Without the pictures, copy all the entries below exactly.

═════ EXCERPTED RECORDS

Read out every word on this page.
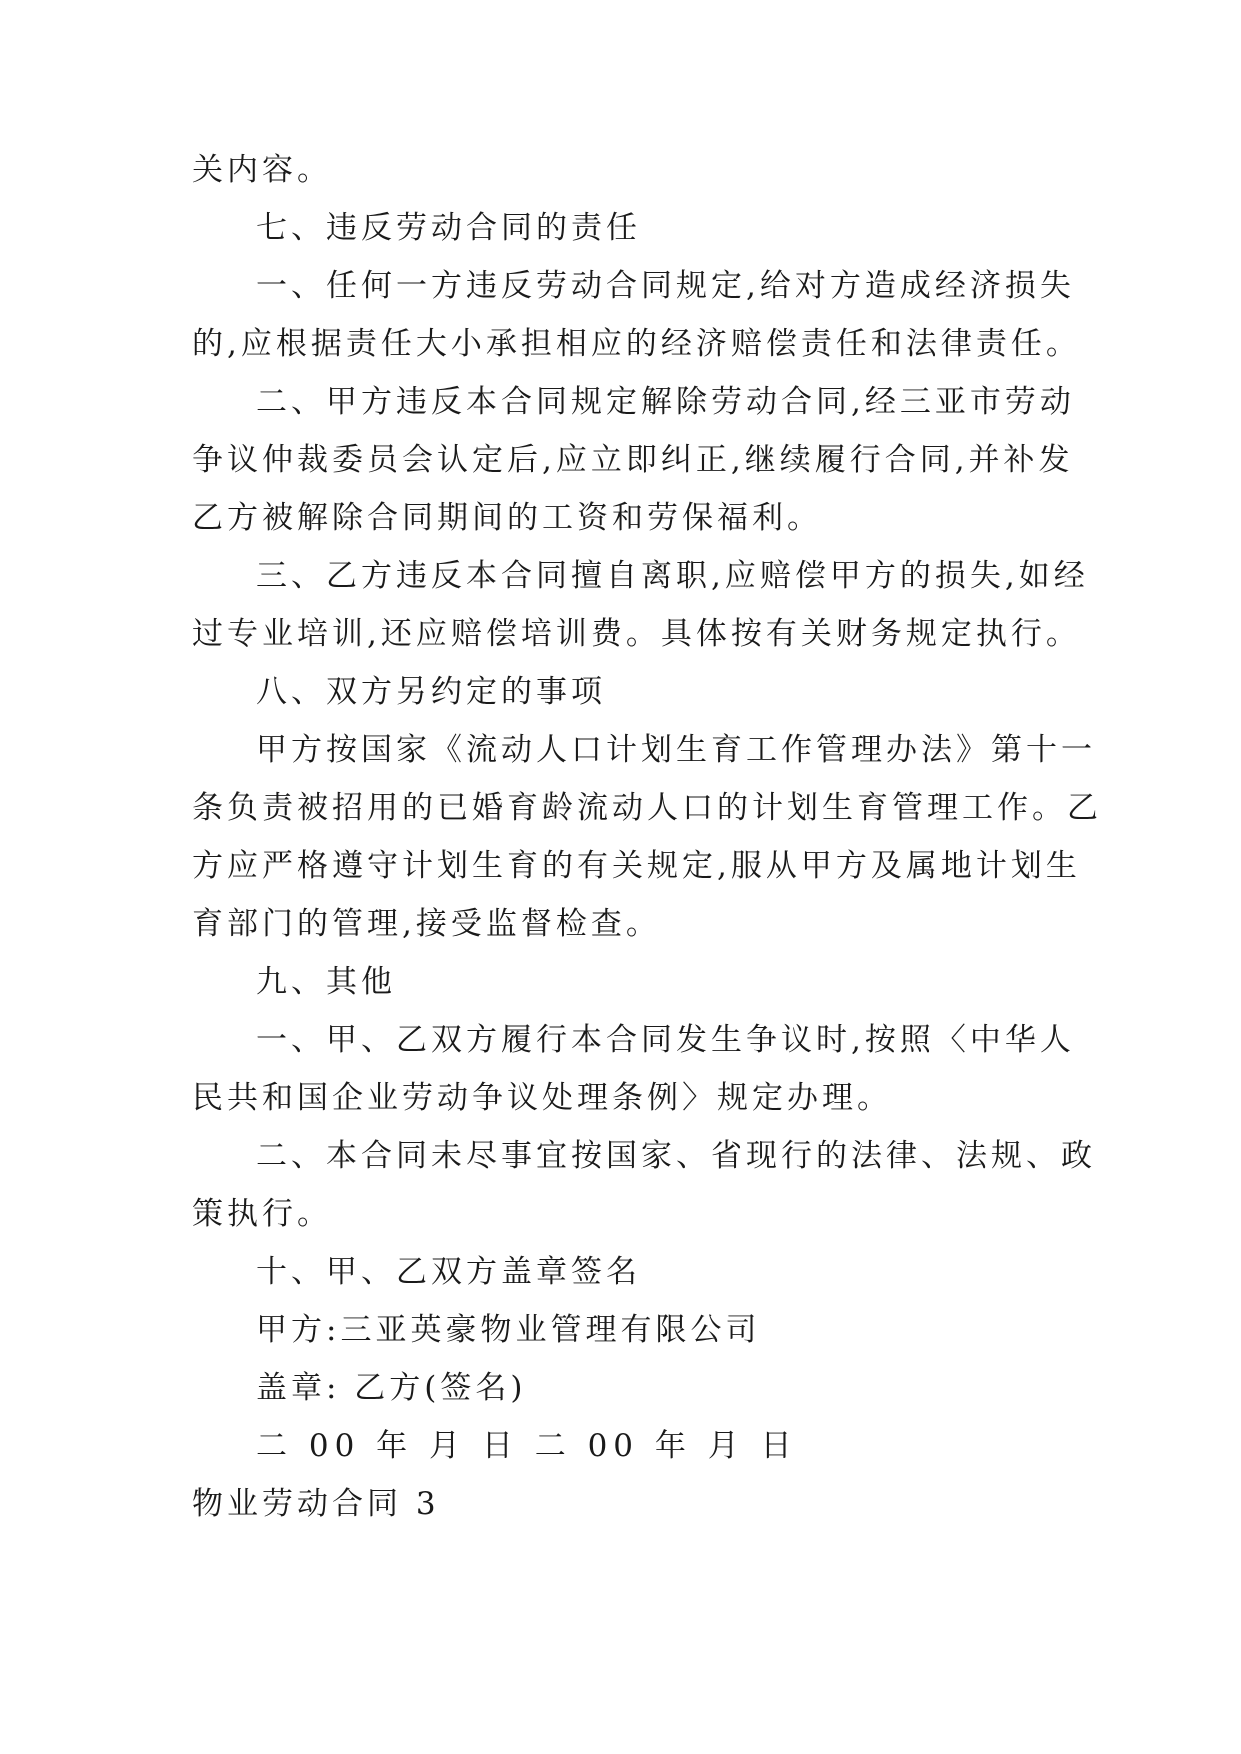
关内容。

七、违反劳动合同的责任

一、任何一方违反劳动合同规定,给对方造成经济损失

的,应根据责任大小承担相应的经济赔偿责任和法律责任。

二、甲方违反本合同规定解除劳动合同,经三亚市劳动

争议仲裁委员会认定后,应立即纠正,继续履行合同,并补发

乙方被解除合同期间的工资和劳保福利。

三、乙方违反本合同擅自离职,应赔偿甲方的损失,如经

过专业培训,还应赔偿培训费。具体按有关财务规定执行。

八、双方另约定的事项

甲方按国家《流动人口计划生育工作管理办法》第十一

条负责被招用的已婚育龄流动人口的计划生育管理工作。乙

方应严格遵守计划生育的有关规定,服从甲方及属地计划生

育部门的管理,接受监督检查。

九、其他

一、甲、乙双方履行本合同发生争议时,按照〈中华人

民共和国企业劳动争议处理条例〉规定办理。

二、本合同未尽事宜按国家、省现行的法律、法规、政

策执行。

十、甲、乙双方盖章签名

甲方:三亚英豪物业管理有限公司

盖章: 乙方(签名)

二 00 年 月 日 二 00 年 月 日

物业劳动合同 3
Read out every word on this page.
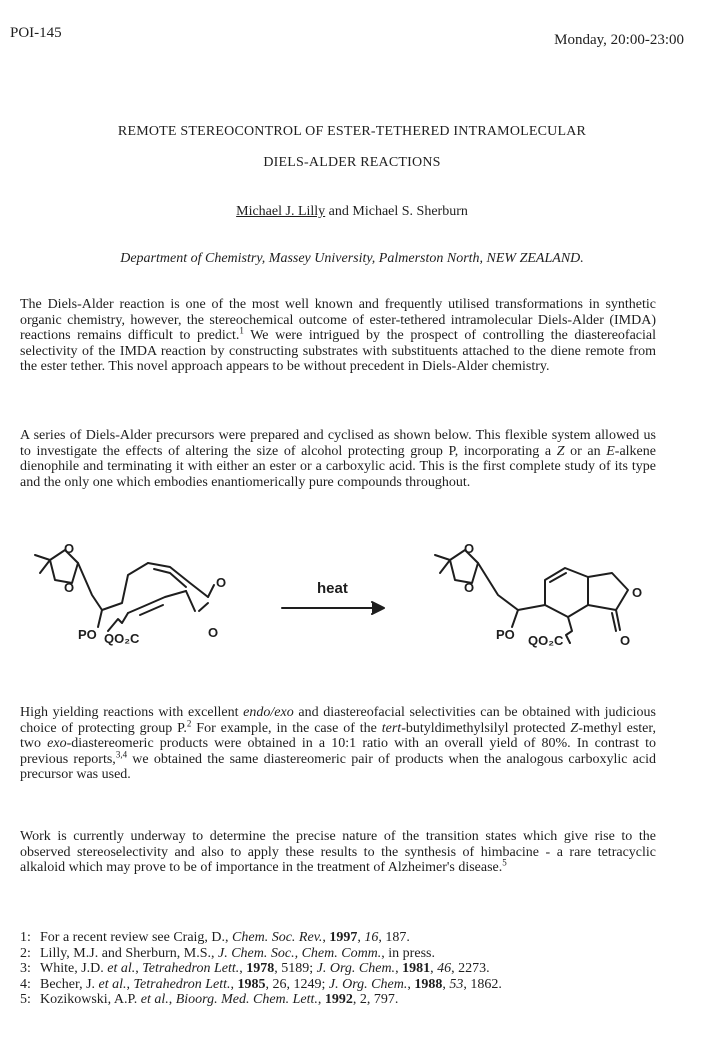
POI-145	Monday, 20:00-23:00
REMOTE STEREOCONTROL OF ESTER-TETHERED INTRAMOLECULAR
DIELS-ALDER REACTIONS
Michael J. Lilly and Michael S. Sherburn
Department of Chemistry, Massey University, Palmerston North, NEW ZEALAND.
The Diels-Alder reaction is one of the most well known and frequently utilised transformations in synthetic organic chemistry, however, the stereochemical outcome of ester-tethered intramolecular Diels-Alder (IMDA) reactions remains difficult to predict.$^1$ We were intrigued by the prospect of controlling the diastereofacial selectivity of the IMDA reaction by constructing substrates with substituents attached to the diene remote from the ester tether. This novel approach appears to be without precedent in Diels-Alder chemistry.
A series of Diels-Alder precursors were prepared and cyclised as shown below. This flexible system allowed us to investigate the effects of altering the size of alcohol protecting group P, incorporating a Z or an E-alkene dienophile and terminating it with either an ester or a carboxylic acid. This is the first complete study of its type and the only one which embodies enantiomerically pure compounds throughout.
O
O	O
O
PO QO₂C
heat
O
O	O
O
PO QO₂C
High yielding reactions with excellent endo/exo and diastereofacial selectivities can be obtained with judicious choice of protecting group P.$^2$ For example, in the case of the tert-butyldimethylsilyl protected Z-methyl ester, two exo-diastereomeric products were obtained in a 10:1 ratio with an overall yield of 80%. In contrast to previous reports,$^{3,4}$ we obtained the same diastereomeric pair of products when the analogous carboxylic acid precursor was used.
Work is currently underway to determine the precise nature of the transition states which give rise to the observed stereoselectivity and also to apply these results to the synthesis of himbacine - a rare tetracyclic alkaloid which may prove to be of importance in the treatment of Alzheimer's disease.$^5$
1: For a recent review see Craig, D., Chem. Soc. Rev., 1997, 16, 187.
2: Lilly, M.J. and Sherburn, M.S., J. Chem. Soc., Chem. Comm., in press.
3: White, J.D. et al., Tetrahedron Lett., 1978, 5189; J. Org. Chem., 1981, 46, 2273.
4: Becher, J. et al., Tetrahedron Lett., 1985, 26, 1249; J. Org. Chem., 1988, 53, 1862.
5: Kozikowski, A.P. et al., Bioorg. Med. Chem. Lett., 1992, 2, 797.
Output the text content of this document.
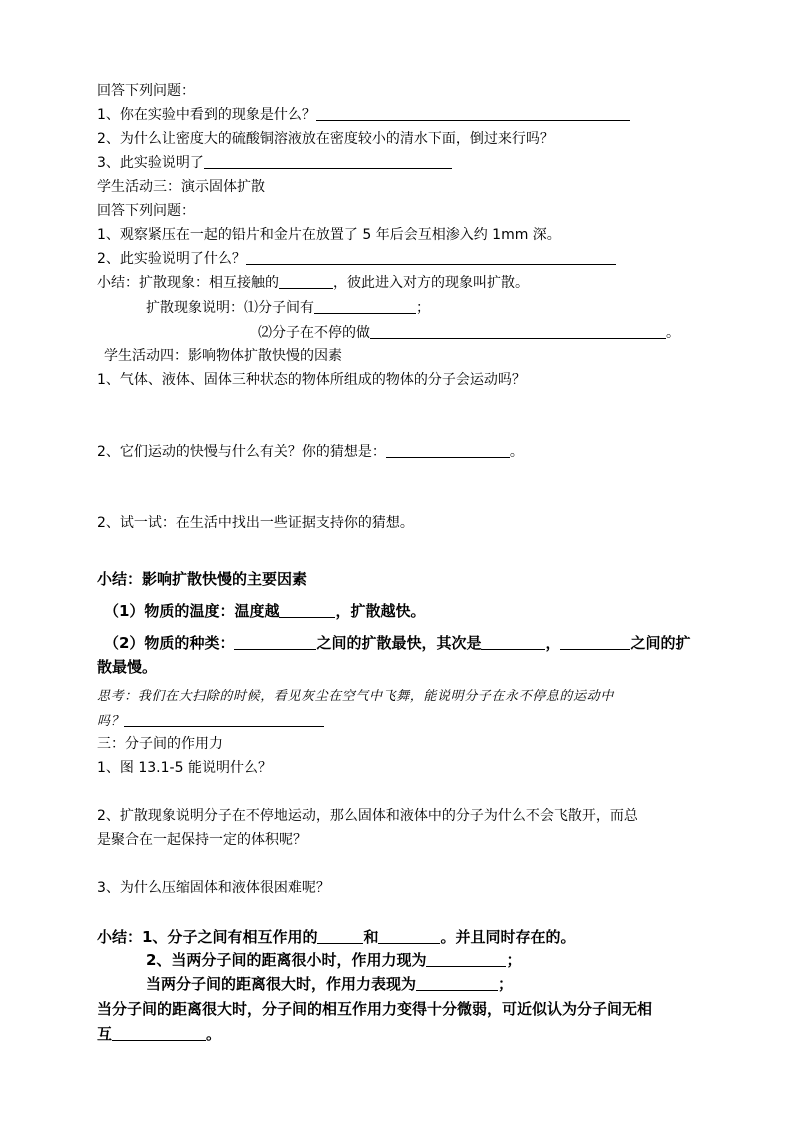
回答下列问题：
1、你在实验中看到的现象是什么？
2、为什么让密度大的硫酸铜溶液放在密度较小的清水下面，倒过来行吗？
3、此实验说明了
学生活动三：演示固体扩散
回答下列问题：
1、观察紧压在一起的铅片和金片在放置了 5 年后会互相渗入约 1mm 深。
2、此实验说明了什么？
小结：扩散现象：相互接触的	，彼此进入对方的现象叫扩散。
扩散现象说明：⑴分子间有	；
⑵分子在不停的做	。
学生活动四：影响物体扩散快慢的因素
1、气体、液体、固体三种状态的物体所组成的物体的分子会运动吗？
2、它们运动的快慢与什么有关？你的猜想是：	。
2、试一试：在生活中找出一些证据支持你的猜想。
小结：影响扩散快慢的主要因素
（1）物质的温度：温度越	，扩散越快。
（2）物质的种类：	之间的扩散最快，其次是	，	之间的扩
散最慢。
思考：我们在大扫除的时候，看见灰尘在空气中飞舞，能说明分子在永不停息的运动中
吗？
三：分子间的作用力
1、图 13.1-5 能说明什么？
2、扩散现象说明分子在不停地运动，那么固体和液体中的分子为什么不会飞散开，而总
是聚合在一起保持一定的体积呢？
3、为什么压缩固体和液体很困难呢？
小结：1、分子之间有相互作用的	和	。并且同时存在的。
2、当两分子间的距离很小时，作用力现为	；
当两分子间的距离很大时，作用力表现为	；
当分子间的距离很大时，分子间的相互作用力变得十分微弱，可近似认为分子间无相
互	。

══════════

> [SOLUTION TO THIS PROBLEM]
Read out every word on this page.
关内容。

七、违反劳动合同的责任

一、任何一方违反劳动合同规定,给对方造成经济损失

的,应根据责任大小承担相应的经济赔偿责任和法律责任。

二、甲方违反本合同规定解除劳动合同,经三亚市劳动

争议仲裁委员会认定后,应立即纠正,继续履行合同,并补发

乙方被解除合同期间的工资和劳保福利。

三、乙方违反本合同擅自离职,应赔偿甲方的损失,如经

过专业培训,还应赔偿培训费。具体按有关财务规定执行。

八、双方另约定的事项

甲方按国家《流动人口计划生育工作管理办法》第十一

条负责被招用的已婚育龄流动人口的计划生育管理工作。乙

方应严格遵守计划生育的有关规定,服从甲方及属地计划生

育部门的管理,接受监督检查。

九、其他

一、甲、乙双方履行本合同发生争议时,按照〈中华人

民共和国企业劳动争议处理条例〉规定办理。

二、本合同未尽事宜按国家、省现行的法律、法规、政

策执行。

十、甲、乙双方盖章签名

甲方:三亚英豪物业管理有限公司

盖章: 乙方(签名)

二 00 年 月 日 二 00 年 月 日

物业劳动合同 3
Read out every word on this page.
POI-145	Monday, 20:00-23:00
REMOTE STEREOCONTROL OF ESTER-TETHERED INTRAMOLECULAR
DIELS-ALDER REACTIONS
Michael J. Lilly and Michael S. Sherburn
Department of Chemistry, Massey University, Palmerston North, NEW ZEALAND.
The Diels-Alder reaction is one of the most well known and frequently utilised transformations in synthetic organic chemistry, however, the stereochemical outcome of ester-tethered intramolecular Diels-Alder (IMDA) reactions remains difficult to predict.$^1$ We were intrigued by the prospect of controlling the diastereofacial selectivity of the IMDA reaction by constructing substrates with substituents attached to the diene remote from the ester tether. This novel approach appears to be without precedent in Diels-Alder chemistry.
A series of Diels-Alder precursors were prepared and cyclised as shown below. This flexible system allowed us to investigate the effects of altering the size of alcohol protecting group P, incorporating a Z or an E-alkene dienophile and terminating it with either an ester or a carboxylic acid. This is the first complete study of its type and the only one which embodies enantiomerically pure compounds throughout.
O
O	O
O
PO QO₂C
heat
O
O	O
O
PO QO₂C
High yielding reactions with excellent endo/exo and diastereofacial selectivities can be obtained with judicious choice of protecting group P.$^2$ For example, in the case of the tert-butyldimethylsilyl protected Z-methyl ester, two exo-diastereomeric products were obtained in a 10:1 ratio with an overall yield of 80%. In contrast to previous reports,$^{3,4}$ we obtained the same diastereomeric pair of products when the analogous carboxylic acid precursor was used.
Work is currently underway to determine the precise nature of the transition states which give rise to the observed stereoselectivity and also to apply these results to the synthesis of himbacine - a rare tetracyclic alkaloid which may prove to be of importance in the treatment of Alzheimer's disease.$^5$
1: For a recent review see Craig, D., Chem. Soc. Rev., 1997, 16, 187.
2: Lilly, M.J. and Sherburn, M.S., J. Chem. Soc., Chem. Comm., in press.
3: White, J.D. et al., Tetrahedron Lett., 1978, 5189; J. Org. Chem., 1981, 46, 2273.
4: Becher, J. et al., Tetrahedron Lett., 1985, 26, 1249; J. Org. Chem., 1988, 53, 1862.
5: Kozikowski, A.P. et al., Bioorg. Med. Chem. Lett., 1992, 2, 797.
Output the text content of this document.
回答下列问题：
1、你在实验中看到的现象是什么？
2、为什么让密度大的硫酸铜溶液放在密度较小的清水下面，倒过来行吗？
3、此实验说明了
学生活动三：演示固体扩散
回答下列问题：
1、观察紧压在一起的铅片和金片在放置了 5 年后会互相渗入约 1mm 深。
2、此实验说明了什么？
小结：扩散现象：相互接触的	，彼此进入对方的现象叫扩散。
扩散现象说明：⑴分子间有	；
⑵分子在不停的做	。
学生活动四：影响物体扩散快慢的因素
1、气体、液体、固体三种状态的物体所组成的物体的分子会运动吗？
2、它们运动的快慢与什么有关？你的猜想是：	。
2、试一试：在生活中找出一些证据支持你的猜想。
小结：影响扩散快慢的主要因素
（1）物质的温度：温度越	，扩散越快。
（2）物质的种类：	之间的扩散最快，其次是	，	之间的扩
散最慢。
思考：我们在大扫除的时候，看见灰尘在空气中飞舞，能说明分子在永不停息的运动中
吗？
三：分子间的作用力
1、图 13.1-5 能说明什么？
2、扩散现象说明分子在不停地运动，那么固体和液体中的分子为什么不会飞散开，而总
是聚合在一起保持一定的体积呢？
3、为什么压缩固体和液体很困难呢？
小结：1、分子之间有相互作用的	和	。并且同时存在的。
2、当两分子间的距离很小时，作用力现为	；
当两分子间的距离很大时，作用力表现为	；
当分子间的距离很大时，分子间的相互作用力变得十分微弱，可近似认为分子间无相
互	。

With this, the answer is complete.